▶ [Prompt]: Scan the data below for the string "ονομασία". Show every line where it turns up.
....
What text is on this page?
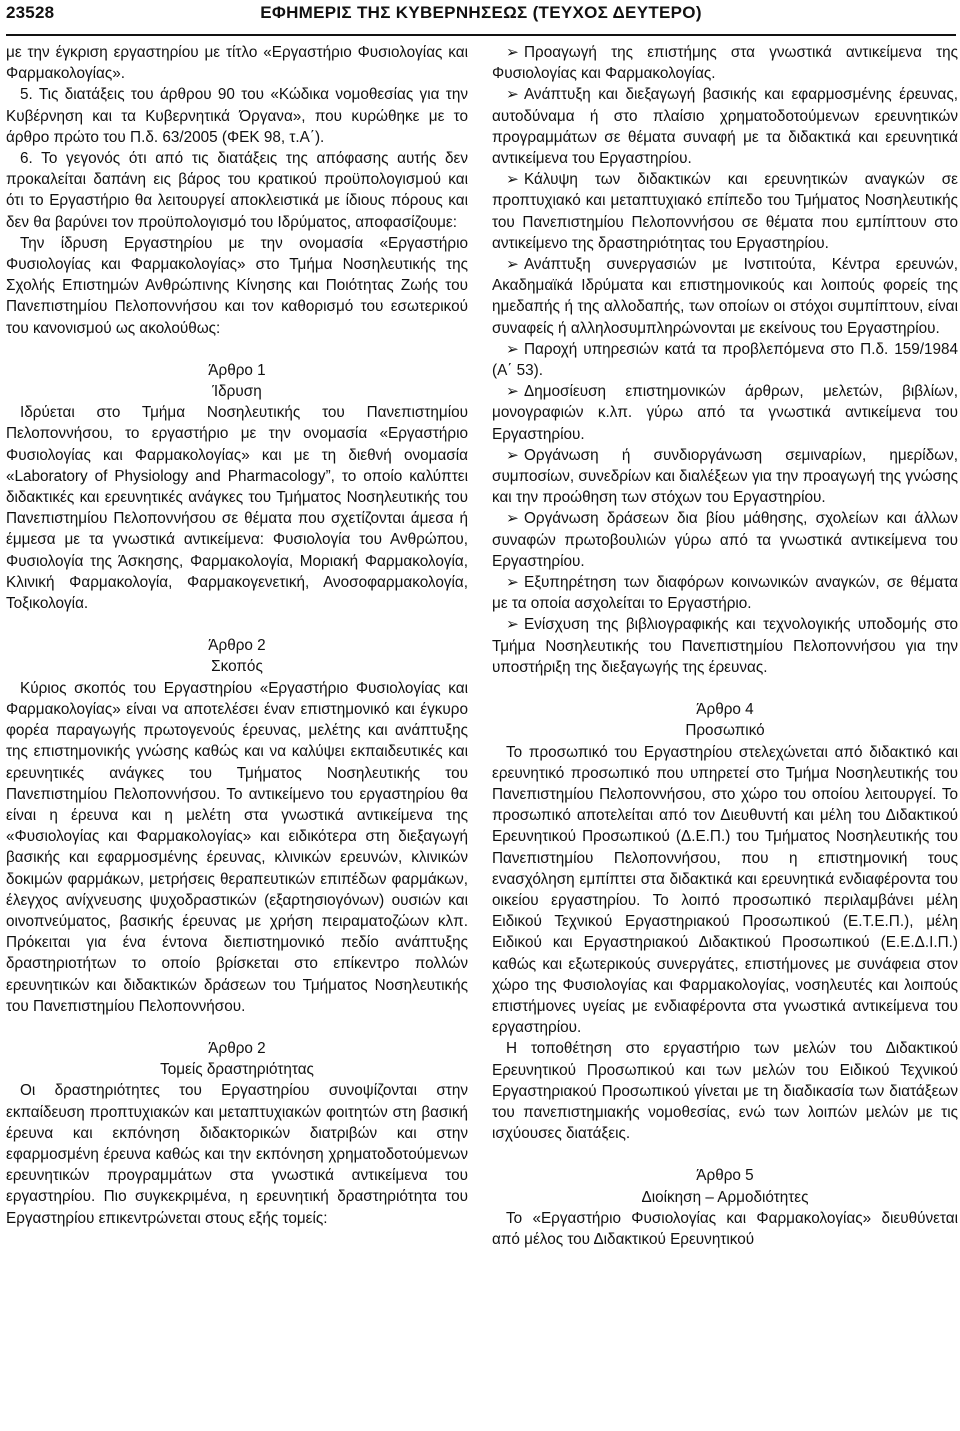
23528	ΕΦΗΜΕΡΙΣ ΤΗΣ ΚΥΒΕΡΝΗΣΕΩΣ (ΤΕΥΧΟΣ ΔΕΥΤΕΡΟ)

με την έγκριση εργαστηρίου με τίτλο «Εργαστήριο Φυσιολογίας και Φαρμακολογίας».

5. Τις διατάξεις του άρθρου 90 του «Κώδικα νομοθεσίας για την Κυβέρνηση και τα Κυβερνητικά Όργανα», που κυρώθηκε με το άρθρο πρώτο του Π.δ. 63/2005 (ΦΕΚ 98, τ.Α΄).

6. Το γεγονός ότι από τις διατάξεις της απόφασης αυτής δεν προκαλείται δαπάνη εις βάρος του κρατικού προϋπολογισμού και ότι το Εργαστήριο θα λειτουργεί αποκλειστικά με ίδιους πόρους και δεν θα βαρύνει τον προϋπολογισμό του Ιδρύματος, αποφασίζουμε:

Την ίδρυση Εργαστηρίου με την ονομασία «Εργαστήριο Φυσιολογίας και Φαρμακολογίας» στο Τμήμα Νοσηλευτικής της Σχολής Επιστημών Ανθρώπινης Κίνησης και Ποιότητας Ζωής του Πανεπιστημίου Πελοποννήσου και τον καθορισμό του εσωτερικού του κανονισμού ως ακολούθως:

Άρθρο 1

Ίδρυση

Ιδρύεται στο Τμήμα Νοσηλευτικής του Πανεπιστημίου Πελοποννήσου, το εργαστήριο με την ονομασία «Εργαστήριο Φυσιολογίας και Φαρμακολογίας» και με τη διεθνή ονομασία «Laboratory of Physiology and Pharmacology”, το οποίο καλύπτει διδακτικές και ερευνητικές ανάγκες του Τμήματος Νοσηλευτικής του Πανεπιστημίου Πελοποννήσου σε θέματα που σχετίζονται άμεσα ή έμμεσα με τα γνωστικά αντικείμενα: Φυσιολογία του Ανθρώπου, Φυσιολογία της Άσκησης, Φαρμακολογία, Μοριακή Φαρμακολογία, Κλινική Φαρμακολογία, Φαρμακογενετική, Ανοσοφαρμακολογία, Τοξικολογία.

Άρθρο 2

Σκοπός

Κύριος σκοπός του Εργαστηρίου «Εργαστήριο Φυσιολογίας και Φαρμακολογίας» είναι να αποτελέσει έναν επιστημονικό και έγκυρο φορέα παραγωγής πρωτογενούς έρευνας, μελέτης και ανάπτυξης της επιστημονικής γνώσης καθώς και να καλύψει εκπαιδευτικές και ερευνητικές ανάγκες του Τμήματος Νοσηλευτικής του Πανεπιστημίου Πελοποννήσου. Το αντικείμενο του εργαστηρίου θα είναι η έρευνα και η μελέτη στα γνωστικά αντικείμενα της «Φυσιολογίας και Φαρμακολογίας» και ειδικότερα στη διεξαγωγή βασικής και εφαρμοσμένης έρευνας, κλινικών ερευνών, κλινικών δοκιμών φαρμάκων, μετρήσεις θεραπευτικών επιπέδων φαρμάκων, έλεγχος ανίχνευσης ψυχοδραστικών (εξαρτησιογόνων) ουσιών και οινοπνεύματος, βασικής έρευνας με χρήση πειραματοζώων κλπ. Πρόκειται για ένα έντονα διεπιστημονικό πεδίο ανάπτυξης δραστηριοτήτων το οποίο βρίσκεται στο επίκεντρο πολλών ερευνητικών και διδακτικών δράσεων του Τμήματος Νοσηλευτικής του Πανεπιστημίου Πελοποννήσου.

Άρθρο 2

Τομείς δραστηριότητας

Οι δραστηριότητες του Εργαστηρίου συνοψίζονται στην εκπαίδευση προπτυχιακών και μεταπτυχιακών φοιτητών στη βασική έρευνα και εκπόνηση διδακτορικών διατριβών και στην εφαρμοσμένη έρευνα καθώς και την εκπόνηση χρηματοδοτούμενων ερευνητικών προγραμμάτων στα γνωστικά αντικείμενα του εργαστηρίου. Πιο συγκεκριμένα, η ερευνητική δραστηριότητα του Εργαστηρίου επικεντρώνεται στους εξής τομείς:

➢ Προαγωγή της επιστήμης στα γνωστικά αντικείμενα της Φυσιολογίας και Φαρμακολογίας.

➢ Ανάπτυξη και διεξαγωγή βασικής και εφαρμοσμένης έρευνας, αυτοδύναμα ή στο πλαίσιο χρηματοδοτούμενων ερευνητικών προγραμμάτων σε θέματα συναφή με τα διδακτικά και ερευνητικά αντικείμενα του Εργαστηρίου.

➢ Κάλυψη των διδακτικών και ερευνητικών αναγκών σε προπτυχιακό και μεταπτυχιακό επίπεδο του Τμήματος Νοσηλευτικής του Πανεπιστημίου Πελοποννήσου σε θέματα που εμπίπτουν στο αντικείμενο της δραστηριότητας του Εργαστηρίου.

➢ Ανάπτυξη συνεργασιών με Ινστιτούτα, Κέντρα ερευνών, Ακαδημαϊκά Ιδρύματα και επιστημονικούς και λοιπούς φορείς της ημεδαπής ή της αλλοδαπής, των οποίων οι στόχοι συμπίπτουν, είναι συναφείς ή αλληλοσυμπληρώνονται με εκείνους του Εργαστηρίου.

➢ Παροχή υπηρεσιών κατά τα προβλεπόμενα στο Π.δ. 159/1984 (Α΄ 53).

➢ Δημοσίευση επιστημονικών άρθρων, μελετών, βιβλίων, μονογραφιών κ.λπ. γύρω από τα γνωστικά αντικείμενα του Εργαστηρίου.

➢ Οργάνωση ή συνδιοργάνωση σεμιναρίων, ημερίδων, συμποσίων, συνεδρίων και διαλέξεων για την προαγωγή της γνώσης και την προώθηση των στόχων του Εργαστηρίου.

➢ Οργάνωση δράσεων δια βίου μάθησης, σχολείων και άλλων συναφών πρωτοβουλιών γύρω από τα γνωστικά αντικείμενα του Εργαστηρίου.

➢ Εξυπηρέτηση των διαφόρων κοινωνικών αναγκών, σε θέματα με τα οποία ασχολείται το Εργαστήριο.

➢ Ενίσχυση της βιβλιογραφικής και τεχνολογικής υποδομής στο Τμήμα Νοσηλευτικής του Πανεπιστημίου Πελοποννήσου για την υποστήριξη της διεξαγωγής της έρευνας.

Άρθρο 4

Προσωπικό

Το προσωπικό του Εργαστηρίου στελεχώνεται από διδακτικό και ερευνητικό προσωπικό που υπηρετεί στο Τμήμα Νοσηλευτικής του Πανεπιστημίου Πελοποννήσου, στο χώρο του οποίου λειτουργεί. Το προσωπικό αποτελείται από τον Διευθυντή και μέλη του Διδακτικού Ερευνητικού Προσωπικού (Δ.Ε.Π.) του Τμήματος Νοσηλευτικής του Πανεπιστημίου Πελοποννήσου, που η επιστημονική τους ενασχόληση εμπίπτει στα διδακτικά και ερευνητικά ενδιαφέροντα του οικείου εργαστηρίου. Το λοιπό προσωπικό περιλαμβάνει μέλη Ειδικού Τεχνικού Εργαστηριακού Προσωπικού (Ε.Τ.Ε.Π.), μέλη Ειδικού και Εργαστηριακού Διδακτικού Προσωπικού (Ε.Ε.Δ.Ι.Π.) καθώς και εξωτερικούς συνεργάτες, επιστήμονες με συνάφεια στον χώρο της Φυσιολογίας και Φαρμακολογίας, νοσηλευτές και λοιπούς επιστήμονες υγείας με ενδιαφέροντα στα γνωστικά αντικείμενα του εργαστηρίου.

Η τοποθέτηση στο εργαστήριο των μελών του Διδακτικού Ερευνητικού Προσωπικού και των μελών του Ειδικού Τεχνικού Εργαστηριακού Προσωπικού γίνεται με τη διαδικασία των διατάξεων του πανεπιστημιακής νομοθεσίας, ενώ των λοιπών μελών με τις ισχύουσες διατάξεις.

Άρθρο 5

Διοίκηση – Αρμοδιότητες

Το «Εργαστήριο Φυσιολογίας και Φαρμακολογίας» διευθύνεται από μέλος του Διδακτικού Ερευνητικού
....
▶ [Answer to this problem]:
Την ίδρυση Εργαστηρίου με την ονομασία «Εργαστήριο Φυσιολογίας και Φαρμακολογίας» στο Τμήμα Νοσηλευτικής της Σχολής Επιστημών Ανθρώπινης Κίνησης και Ποιότητας Ζωής του Πανεπιστημίου Πελοποννήσου και τον καθορισμό του εσωτερικού του κανονισμού ως ακολούθως:
Ιδρύεται στο Τμήμα Νοσηλευτικής του Πανεπιστημίου Πελοποννήσου, το εργαστήριο με την ονομασία «Εργαστήριο Φυσιολογίας και Φαρμακολογίας» και με τη διεθνή ονομασία «Laboratory of Physiology and Pharmacology”, το οποίο καλύπτει διδακτικές και ερευνητικές ανάγκες του Τμήματος Νοσηλευτικής του Πανεπιστημίου Πελοποννήσου σε θέματα που σχετίζονται άμεσα ή έμμεσα με τα γνωστικά αντικείμενα: Φυσιολογία του Ανθρώπου, Φυσιολογία της Άσκησης, Φαρμακολογία, Μοριακή Φαρμακολογία, Κλινική Φαρμακολογία, Φαρμακογενετική, Ανοσοφαρμακολογία, Τοξικολογία.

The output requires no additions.